■ TO DO
Transcribe every one of these lines word for word.

Listings of elements and regions

━━━━━━━━━━

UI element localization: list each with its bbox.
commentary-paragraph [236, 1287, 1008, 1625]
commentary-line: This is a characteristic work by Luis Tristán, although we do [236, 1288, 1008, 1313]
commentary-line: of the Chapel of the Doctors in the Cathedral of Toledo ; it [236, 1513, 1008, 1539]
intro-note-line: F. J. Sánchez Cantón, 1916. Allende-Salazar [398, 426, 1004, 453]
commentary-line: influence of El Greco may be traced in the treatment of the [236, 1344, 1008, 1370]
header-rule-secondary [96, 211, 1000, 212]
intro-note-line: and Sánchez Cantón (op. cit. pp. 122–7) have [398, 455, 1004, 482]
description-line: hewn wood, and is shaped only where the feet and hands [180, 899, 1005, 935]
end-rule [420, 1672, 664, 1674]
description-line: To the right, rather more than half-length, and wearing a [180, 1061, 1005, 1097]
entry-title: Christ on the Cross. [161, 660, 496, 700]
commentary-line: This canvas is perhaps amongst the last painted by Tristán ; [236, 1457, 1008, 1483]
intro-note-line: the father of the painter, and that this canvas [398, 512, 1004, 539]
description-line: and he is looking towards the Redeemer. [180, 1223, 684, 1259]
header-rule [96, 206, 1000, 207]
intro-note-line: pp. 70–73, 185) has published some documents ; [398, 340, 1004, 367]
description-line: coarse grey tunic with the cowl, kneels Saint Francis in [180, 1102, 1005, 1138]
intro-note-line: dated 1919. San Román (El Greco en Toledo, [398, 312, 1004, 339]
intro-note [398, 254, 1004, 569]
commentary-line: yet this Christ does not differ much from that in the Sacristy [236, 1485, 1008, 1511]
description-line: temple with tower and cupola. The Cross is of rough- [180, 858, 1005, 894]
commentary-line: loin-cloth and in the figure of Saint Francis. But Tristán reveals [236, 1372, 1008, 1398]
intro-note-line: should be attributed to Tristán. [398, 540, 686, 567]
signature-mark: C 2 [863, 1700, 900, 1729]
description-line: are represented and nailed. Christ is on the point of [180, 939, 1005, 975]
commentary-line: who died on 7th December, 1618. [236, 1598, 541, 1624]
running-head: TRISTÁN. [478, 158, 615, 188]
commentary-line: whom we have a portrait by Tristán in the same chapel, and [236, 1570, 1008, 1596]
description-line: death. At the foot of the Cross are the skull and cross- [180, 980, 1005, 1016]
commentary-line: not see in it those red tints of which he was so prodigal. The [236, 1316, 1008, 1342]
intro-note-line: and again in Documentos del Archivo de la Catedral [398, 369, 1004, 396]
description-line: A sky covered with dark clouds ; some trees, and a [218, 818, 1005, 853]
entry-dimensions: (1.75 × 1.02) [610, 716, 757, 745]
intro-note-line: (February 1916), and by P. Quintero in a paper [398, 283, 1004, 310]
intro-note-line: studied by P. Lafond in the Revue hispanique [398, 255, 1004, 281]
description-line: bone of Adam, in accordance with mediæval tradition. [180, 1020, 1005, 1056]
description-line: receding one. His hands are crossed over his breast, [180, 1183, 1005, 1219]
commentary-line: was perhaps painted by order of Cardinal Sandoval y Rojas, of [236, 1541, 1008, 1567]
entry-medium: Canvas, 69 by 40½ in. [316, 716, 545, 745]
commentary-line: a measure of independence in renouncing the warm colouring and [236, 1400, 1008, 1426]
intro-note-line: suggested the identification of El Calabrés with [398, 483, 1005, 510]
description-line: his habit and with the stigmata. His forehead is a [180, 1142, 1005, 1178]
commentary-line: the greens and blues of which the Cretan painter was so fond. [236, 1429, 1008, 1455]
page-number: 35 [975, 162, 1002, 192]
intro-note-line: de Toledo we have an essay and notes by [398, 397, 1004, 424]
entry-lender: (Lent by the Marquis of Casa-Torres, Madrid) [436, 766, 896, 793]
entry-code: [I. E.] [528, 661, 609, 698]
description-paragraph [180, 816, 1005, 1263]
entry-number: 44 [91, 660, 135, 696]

━━━━━━━━━━

■ WRITTEN ANSWER
UI element localization: list each with its bbox.
commentary-paragraph [236, 1287, 1008, 1625]
commentary-line: This is a characteristic work by Luis Tristán, although we do [236, 1288, 1008, 1313]
commentary-line: of the Chapel of the Doctors in the Cathedral of Toledo ; it [236, 1513, 1008, 1539]
intro-note-line: F. J. Sánchez Cantón, 1916. Allende-Salazar [398, 426, 1004, 453]
commentary-line: influence of El Greco may be traced in the treatment of the [236, 1344, 1008, 1370]
header-rule-secondary [96, 211, 1000, 212]
intro-note-line: and Sánchez Cantón (op. cit. pp. 122–7) have [398, 455, 1004, 482]
description-line: hewn wood, and is shaped only where the feet and hands [180, 899, 1005, 935]
end-rule [420, 1672, 664, 1674]
description-line: To the right, rather more than half-length, and wearing a [180, 1061, 1005, 1097]
entry-title: Christ on the Cross. [161, 660, 496, 700]
commentary-line: This canvas is perhaps amongst the last painted by Tristán ; [236, 1457, 1008, 1483]
intro-note-line: the father of the painter, and that this canvas [398, 512, 1004, 539]
description-line: and he is looking towards the Redeemer. [180, 1223, 684, 1259]
header-rule [96, 206, 1000, 207]
intro-note-line: pp. 70–73, 185) has published some documents ; [398, 340, 1004, 367]
description-line: coarse grey tunic with the cowl, kneels Saint Francis in [180, 1102, 1005, 1138]
intro-note-line: dated 1919. San Román (El Greco en Toledo, [398, 312, 1004, 339]
intro-note [398, 254, 1004, 569]
commentary-line: yet this Christ does not differ much from that in the Sacristy [236, 1485, 1008, 1511]
description-line: temple with tower and cupola. The Cross is of rough- [180, 858, 1005, 894]
commentary-line: loin-cloth and in the figure of Saint Francis. But Tristán reveals [236, 1372, 1008, 1398]
intro-note-line: should be attributed to Tristán. [398, 540, 686, 567]
signature-mark: C 2 [863, 1700, 900, 1729]
description-line: are represented and nailed. Christ is on the point of [180, 939, 1005, 975]
commentary-line: who died on 7th December, 1618. [236, 1598, 541, 1624]
running-head: TRISTÁN. [478, 158, 615, 188]
commentary-line: whom we have a portrait by Tristán in the same chapel, and [236, 1570, 1008, 1596]
description-line: death. At the foot of the Cross are the skull and cross- [180, 980, 1005, 1016]
commentary-line: not see in it those red tints of which he was so prodigal. The [236, 1316, 1008, 1342]
intro-note-line: and again in Documentos del Archivo de la Catedral [398, 369, 1004, 396]
description-line: A sky covered with dark clouds ; some trees, and a [218, 818, 1005, 853]
entry-dimensions: (1.75 × 1.02) [610, 716, 757, 745]
intro-note-line: (February 1916), and by P. Quintero in a paper [398, 283, 1004, 310]
intro-note-line: studied by P. Lafond in the Revue hispanique [398, 255, 1004, 281]
description-line: bone of Adam, in accordance with mediæval tradition. [180, 1020, 1005, 1056]
description-line: receding one. His hands are crossed over his breast, [180, 1183, 1005, 1219]
commentary-line: was perhaps painted by order of Cardinal Sandoval y Rojas, of [236, 1541, 1008, 1567]
entry-medium: Canvas, 69 by 40½ in. [316, 716, 545, 745]
commentary-line: a measure of independence in renouncing the warm colouring and [236, 1400, 1008, 1426]
intro-note-line: suggested the identification of El Calabrés with [398, 483, 1005, 510]
description-line: his habit and with the stigmata. His forehead is a [180, 1142, 1005, 1178]
commentary-line: the greens and blues of which the Cretan painter was so fond. [236, 1429, 1008, 1455]
page-number: 35 [975, 162, 1002, 192]
intro-note-line: de Toledo we have an essay and notes by [398, 397, 1004, 424]
entry-lender: (Lent by the Marquis of Casa-Torres, Madrid) [436, 766, 896, 793]
entry-code: [I. E.] [528, 661, 609, 698]
description-paragraph [180, 816, 1005, 1263]
entry-number: 44 [91, 660, 135, 696]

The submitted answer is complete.